> **EXTRACT**:
◇ ◇ ◇

But it's just like zucchini and people cook that up and freeze it all the time don't they?


----------



## transformed (Jan 26, 2007)

i dont know...I am so unhelpful.







LOL. I should leave it to the people who actually eat squash.


----------



## tayndrewsmama (May 25, 2004)

Well it's not like I knew the answer either.







At least you attempted to answer.


----------



## transformed (Jan 26, 2007)

Quote:


Originally Posted by *tayndrewsmama* 
Well it's not like I knew the answer either.







At least you attempted to answer.









:


----------



## artemis33 (Jan 5, 2006)

I'm only going to be mildly helpful







:

Yellow squash is very similar to zucchini, and the only thing I've done successfully for freezing is to freeze it shredded and use it in bread/muffins. The texture changes a lot - I can't imagine using it as a side dish or something.

◇ ◇ ◇

> **GIVEN DATA**:

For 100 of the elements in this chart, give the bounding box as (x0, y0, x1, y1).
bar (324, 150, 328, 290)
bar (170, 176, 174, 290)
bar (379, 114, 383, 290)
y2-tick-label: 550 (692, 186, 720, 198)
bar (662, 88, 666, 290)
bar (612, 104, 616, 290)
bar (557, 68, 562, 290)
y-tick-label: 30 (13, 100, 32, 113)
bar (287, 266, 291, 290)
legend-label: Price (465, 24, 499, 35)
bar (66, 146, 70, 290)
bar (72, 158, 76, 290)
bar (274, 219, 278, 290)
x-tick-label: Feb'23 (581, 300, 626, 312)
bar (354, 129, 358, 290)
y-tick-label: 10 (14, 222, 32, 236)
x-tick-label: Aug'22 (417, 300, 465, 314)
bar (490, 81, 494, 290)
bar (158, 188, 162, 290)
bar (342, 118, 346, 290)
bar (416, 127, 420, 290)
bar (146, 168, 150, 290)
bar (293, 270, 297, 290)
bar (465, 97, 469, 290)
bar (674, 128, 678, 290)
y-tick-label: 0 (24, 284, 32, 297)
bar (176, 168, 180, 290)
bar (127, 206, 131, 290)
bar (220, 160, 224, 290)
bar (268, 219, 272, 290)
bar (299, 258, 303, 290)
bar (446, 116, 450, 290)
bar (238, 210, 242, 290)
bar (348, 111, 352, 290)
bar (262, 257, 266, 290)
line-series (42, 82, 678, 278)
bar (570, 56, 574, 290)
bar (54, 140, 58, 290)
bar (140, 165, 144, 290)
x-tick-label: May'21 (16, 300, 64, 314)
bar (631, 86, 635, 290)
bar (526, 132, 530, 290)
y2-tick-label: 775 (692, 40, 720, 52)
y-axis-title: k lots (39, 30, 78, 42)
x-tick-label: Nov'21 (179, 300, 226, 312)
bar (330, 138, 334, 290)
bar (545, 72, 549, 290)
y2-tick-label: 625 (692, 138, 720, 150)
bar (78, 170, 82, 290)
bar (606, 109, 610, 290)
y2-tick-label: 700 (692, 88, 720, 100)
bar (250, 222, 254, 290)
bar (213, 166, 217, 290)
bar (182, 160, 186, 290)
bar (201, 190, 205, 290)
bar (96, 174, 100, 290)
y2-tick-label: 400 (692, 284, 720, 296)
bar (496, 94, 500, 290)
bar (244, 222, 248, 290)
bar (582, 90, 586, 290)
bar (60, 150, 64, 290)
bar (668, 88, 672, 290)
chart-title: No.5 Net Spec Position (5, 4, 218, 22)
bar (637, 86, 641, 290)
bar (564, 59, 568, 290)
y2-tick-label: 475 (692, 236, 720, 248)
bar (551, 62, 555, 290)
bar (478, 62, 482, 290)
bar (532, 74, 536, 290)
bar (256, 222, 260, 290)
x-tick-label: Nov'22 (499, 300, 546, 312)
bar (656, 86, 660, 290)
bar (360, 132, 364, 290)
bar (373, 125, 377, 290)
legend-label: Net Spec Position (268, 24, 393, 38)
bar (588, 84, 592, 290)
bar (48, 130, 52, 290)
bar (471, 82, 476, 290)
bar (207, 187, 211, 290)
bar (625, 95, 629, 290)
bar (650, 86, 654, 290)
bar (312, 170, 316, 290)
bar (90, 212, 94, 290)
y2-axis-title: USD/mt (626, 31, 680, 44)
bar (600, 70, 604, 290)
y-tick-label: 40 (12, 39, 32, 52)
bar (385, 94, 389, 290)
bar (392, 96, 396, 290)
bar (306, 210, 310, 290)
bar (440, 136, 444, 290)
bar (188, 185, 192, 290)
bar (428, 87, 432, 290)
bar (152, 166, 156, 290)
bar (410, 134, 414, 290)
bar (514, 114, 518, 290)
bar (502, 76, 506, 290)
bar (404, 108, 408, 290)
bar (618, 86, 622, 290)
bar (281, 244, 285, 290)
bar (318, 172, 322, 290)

◇ ◇ ◇

> **WRITTEN REQUEST A**:
In the forum thread about freezing squash, how does artemis33 say they have successfully frozen yellow squash?
> **WRITTEN REQUEST B**:
List every distinct username that heads a post in the forum thread about freezing squash.
> **WRITTEN REQUEST C**:
Continue the forum thread about freezing squash from its last post.

> **WRITTEN ANSWER A**:
Shredded, then used in bread or muffins.

> **WRITTEN ANSWER B**:
transformed, tayndrewsmama, artemis33

> **WRITTEN ANSWER C**:
I did get a tip from my CSA owner that if you salt and drain the zucc after shredding it will shed some water and have a better texture when thawed.....so maybe that method could translate to other palatable forms of frozen squash?

Not a lot of help, sorry but I am curious too - I have more than I can use fresh right now.


----------



## Lilcrunchie (Jun 16, 2004)

I haven't tried freezing these, so don't be angry with me if they won't work out. I low carb for PCOS and the recipes on this site are generally pretty reliable for me. She notes what items can be frozen...but again, I haven't BTDT personally.

http://www.genaw.com/lowcarb/creamy_...casserole.html
http://www.genaw.com/lowcarb/squash_casserole.html
http://www.genaw.com/lowcarb/zucchin...jack_bake.html


----------



## Llyra (Jan 16, 2005)

I freeze summer squash all the time with no trouble. The texture does change somewhat, but not enough that it's nasty or anything. I just dice it up, steam blanch it, then toss it on ice to cool it fast. Then dry it off and lay it out on a pan covered with waxed paper, and stick it in the freezer. Once it's frozen, take it off the waxed paper and put it in freezer containers or bags. Then when you want to eat it, cook it while it's still frozen, rather than defrosting. You can cut slices, or cubes, or whatever you like to cook with. I like to make cubes that I can toss in a stir fry or a bean dish in small amounts.

Winter squash (acorn squash, spaghetti squash, etc.) doesn't freeze so well.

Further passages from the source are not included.